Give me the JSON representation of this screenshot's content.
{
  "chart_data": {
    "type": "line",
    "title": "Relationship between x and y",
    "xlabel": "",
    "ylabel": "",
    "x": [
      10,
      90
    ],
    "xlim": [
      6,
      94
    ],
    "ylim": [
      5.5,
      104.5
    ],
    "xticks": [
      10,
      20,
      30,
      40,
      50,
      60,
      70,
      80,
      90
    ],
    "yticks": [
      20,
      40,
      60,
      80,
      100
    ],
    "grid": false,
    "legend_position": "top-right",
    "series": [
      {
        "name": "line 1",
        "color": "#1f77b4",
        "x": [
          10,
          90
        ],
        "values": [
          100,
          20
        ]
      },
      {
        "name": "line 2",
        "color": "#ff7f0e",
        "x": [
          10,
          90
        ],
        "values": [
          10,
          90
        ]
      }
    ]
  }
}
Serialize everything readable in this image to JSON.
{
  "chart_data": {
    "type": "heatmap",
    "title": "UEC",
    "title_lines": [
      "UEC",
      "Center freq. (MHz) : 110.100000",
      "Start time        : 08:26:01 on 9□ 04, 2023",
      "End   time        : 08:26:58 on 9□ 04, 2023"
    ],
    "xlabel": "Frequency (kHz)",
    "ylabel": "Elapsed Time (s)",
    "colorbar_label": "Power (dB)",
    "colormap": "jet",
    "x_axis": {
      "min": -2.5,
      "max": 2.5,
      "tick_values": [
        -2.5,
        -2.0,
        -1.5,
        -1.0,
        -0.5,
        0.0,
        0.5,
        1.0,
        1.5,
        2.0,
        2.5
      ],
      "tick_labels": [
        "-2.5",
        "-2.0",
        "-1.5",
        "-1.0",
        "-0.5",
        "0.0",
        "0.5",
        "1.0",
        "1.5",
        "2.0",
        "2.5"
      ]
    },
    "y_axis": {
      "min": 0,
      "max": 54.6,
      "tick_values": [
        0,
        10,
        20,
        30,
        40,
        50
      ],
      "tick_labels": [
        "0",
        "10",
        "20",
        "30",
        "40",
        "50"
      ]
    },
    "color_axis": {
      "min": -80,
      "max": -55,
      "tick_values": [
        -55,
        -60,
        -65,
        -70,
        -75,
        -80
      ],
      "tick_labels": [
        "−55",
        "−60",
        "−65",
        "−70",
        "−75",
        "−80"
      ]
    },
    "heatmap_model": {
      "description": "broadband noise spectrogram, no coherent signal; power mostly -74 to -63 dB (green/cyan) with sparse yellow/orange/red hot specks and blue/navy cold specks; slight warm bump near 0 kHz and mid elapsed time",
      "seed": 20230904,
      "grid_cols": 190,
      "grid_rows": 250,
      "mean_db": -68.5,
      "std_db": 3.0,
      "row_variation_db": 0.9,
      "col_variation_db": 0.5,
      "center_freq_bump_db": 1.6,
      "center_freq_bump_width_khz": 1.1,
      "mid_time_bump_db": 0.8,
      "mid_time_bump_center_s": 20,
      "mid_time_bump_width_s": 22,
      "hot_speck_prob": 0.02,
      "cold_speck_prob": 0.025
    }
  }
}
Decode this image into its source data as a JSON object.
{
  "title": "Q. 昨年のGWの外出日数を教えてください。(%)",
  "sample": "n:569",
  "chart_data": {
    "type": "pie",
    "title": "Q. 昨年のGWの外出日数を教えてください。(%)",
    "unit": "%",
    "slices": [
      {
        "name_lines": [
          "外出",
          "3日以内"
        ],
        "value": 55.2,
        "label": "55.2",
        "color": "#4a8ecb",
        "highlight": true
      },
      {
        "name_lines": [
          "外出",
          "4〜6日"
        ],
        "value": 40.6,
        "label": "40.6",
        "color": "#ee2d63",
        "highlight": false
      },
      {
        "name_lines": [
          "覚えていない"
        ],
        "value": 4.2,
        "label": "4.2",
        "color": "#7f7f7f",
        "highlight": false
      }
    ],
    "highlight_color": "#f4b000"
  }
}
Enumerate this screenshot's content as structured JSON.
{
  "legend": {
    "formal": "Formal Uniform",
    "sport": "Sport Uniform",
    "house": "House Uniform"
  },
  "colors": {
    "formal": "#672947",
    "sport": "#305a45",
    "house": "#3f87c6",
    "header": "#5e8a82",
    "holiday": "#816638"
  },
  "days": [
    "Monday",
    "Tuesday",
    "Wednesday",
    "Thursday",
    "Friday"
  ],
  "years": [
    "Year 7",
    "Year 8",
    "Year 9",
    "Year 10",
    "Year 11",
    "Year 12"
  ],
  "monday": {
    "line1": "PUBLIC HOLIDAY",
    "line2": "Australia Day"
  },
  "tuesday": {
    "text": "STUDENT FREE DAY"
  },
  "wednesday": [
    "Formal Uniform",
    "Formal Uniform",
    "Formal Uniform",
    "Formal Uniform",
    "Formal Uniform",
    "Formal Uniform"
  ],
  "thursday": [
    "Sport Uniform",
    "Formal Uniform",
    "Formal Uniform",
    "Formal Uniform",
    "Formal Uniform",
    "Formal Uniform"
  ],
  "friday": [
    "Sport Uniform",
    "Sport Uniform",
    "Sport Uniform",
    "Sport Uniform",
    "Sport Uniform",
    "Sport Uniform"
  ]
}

_ _ _ _ _ _ _

TO BE DONE:
Copy down the material exactly as written.

RESULT OF THE TASK:
Give me the JSON representation of this screenshot's content.
{
  "chart_data": {
    "type": "line",
    "title": "Relationship between x and y",
    "xlabel": "",
    "ylabel": "",
    "x": [
      10,
      90
    ],
    "xlim": [
      6,
      94
    ],
    "ylim": [
      5.5,
      104.5
    ],
    "xticks": [
      10,
      20,
      30,
      40,
      50,
      60,
      70,
      80,
      90
    ],
    "yticks": [
      20,
      40,
      60,
      80,
      100
    ],
    "grid": false,
    "legend_position": "top-right",
    "series": [
      {
        "name": "line 1",
        "color": "#1f77b4",
        "x": [
          10,
          90
        ],
        "values": [
          100,
          20
        ]
      },
      {
        "name": "line 2",
        "color": "#ff7f0e",
        "x": [
          10,
          90
        ],
        "values": [
          10,
          90
        ]
      }
    ]
  }
}
Serialize everything readable in this image to JSON.
{
  "chart_data": {
    "type": "heatmap",
    "title": "UEC",
    "title_lines": [
      "UEC",
      "Center freq. (MHz) : 110.100000",
      "Start time        : 08:26:01 on 9□ 04, 2023",
      "End   time        : 08:26:58 on 9□ 04, 2023"
    ],
    "xlabel": "Frequency (kHz)",
    "ylabel": "Elapsed Time (s)",
    "colorbar_label": "Power (dB)",
    "colormap": "jet",
    "x_axis": {
      "min": -2.5,
      "max": 2.5,
      "tick_values": [
        -2.5,
        -2.0,
        -1.5,
        -1.0,
        -0.5,
        0.0,
        0.5,
        1.0,
        1.5,
        2.0,
        2.5
      ],
      "tick_labels": [
        "-2.5",
        "-2.0",
        "-1.5",
        "-1.0",
        "-0.5",
        "0.0",
        "0.5",
        "1.0",
        "1.5",
        "2.0",
        "2.5"
      ]
    },
    "y_axis": {
      "min": 0,
      "max": 54.6,
      "tick_values": [
        0,
        10,
        20,
        30,
        40,
        50
      ],
      "tick_labels": [
        "0",
        "10",
        "20",
        "30",
        "40",
        "50"
      ]
    },
    "color_axis": {
      "min": -80,
      "max": -55,
      "tick_values": [
        -55,
        -60,
        -65,
        -70,
        -75,
        -80
      ],
      "tick_labels": [
        "−55",
        "−60",
        "−65",
        "−70",
        "−75",
        "−80"
      ]
    },
    "heatmap_model": {
      "description": "broadband noise spectrogram, no coherent signal; power mostly -74 to -63 dB (green/cyan) with sparse yellow/orange/red hot specks and blue/navy cold specks; slight warm bump near 0 kHz and mid elapsed time",
      "seed": 20230904,
      "grid_cols": 190,
      "grid_rows": 250,
      "mean_db": -68.5,
      "std_db": 3.0,
      "row_variation_db": 0.9,
      "col_variation_db": 0.5,
      "center_freq_bump_db": 1.6,
      "center_freq_bump_width_khz": 1.1,
      "mid_time_bump_db": 0.8,
      "mid_time_bump_center_s": 20,
      "mid_time_bump_width_s": 22,
      "hot_speck_prob": 0.02,
      "cold_speck_prob": 0.025
    }
  }
}
Decode this image into its source data as a JSON object.
{
  "title": "Q. 昨年のGWの外出日数を教えてください。(%)",
  "sample": "n:569",
  "chart_data": {
    "type": "pie",
    "title": "Q. 昨年のGWの外出日数を教えてください。(%)",
    "unit": "%",
    "slices": [
      {
        "name_lines": [
          "外出",
          "3日以内"
        ],
        "value": 55.2,
        "label": "55.2",
        "color": "#4a8ecb",
        "highlight": true
      },
      {
        "name_lines": [
          "外出",
          "4〜6日"
        ],
        "value": 40.6,
        "label": "40.6",
        "color": "#ee2d63",
        "highlight": false
      },
      {
        "name_lines": [
          "覚えていない"
        ],
        "value": 4.2,
        "label": "4.2",
        "color": "#7f7f7f",
        "highlight": false
      }
    ],
    "highlight_color": "#f4b000"
  }
}
Enumerate this screenshot's content as structured JSON.
{
  "legend": {
    "formal": "Formal Uniform",
    "sport": "Sport Uniform",
    "house": "House Uniform"
  },
  "colors": {
    "formal": "#672947",
    "sport": "#305a45",
    "house": "#3f87c6",
    "header": "#5e8a82",
    "holiday": "#816638"
  },
  "days": [
    "Monday",
    "Tuesday",
    "Wednesday",
    "Thursday",
    "Friday"
  ],
  "years": [
    "Year 7",
    "Year 8",
    "Year 9",
    "Year 10",
    "Year 11",
    "Year 12"
  ],
  "monday": {
    "line1": "PUBLIC HOLIDAY",
    "line2": "Australia Day"
  },
  "tuesday": {
    "text": "STUDENT FREE DAY"
  },
  "wednesday": [
    "Formal Uniform",
    "Formal Uniform",
    "Formal Uniform",
    "Formal Uniform",
    "Formal Uniform",
    "Formal Uniform"
  ],
  "thursday": [
    "Sport Uniform",
    "Formal Uniform",
    "Formal Uniform",
    "Formal Uniform",
    "Formal Uniform",
    "Formal Uniform"
  ],
  "friday": [
    "Sport Uniform",
    "Sport Uniform",
    "Sport Uniform",
    "Sport Uniform",
    "Sport Uniform",
    "Sport Uniform"
  ]
}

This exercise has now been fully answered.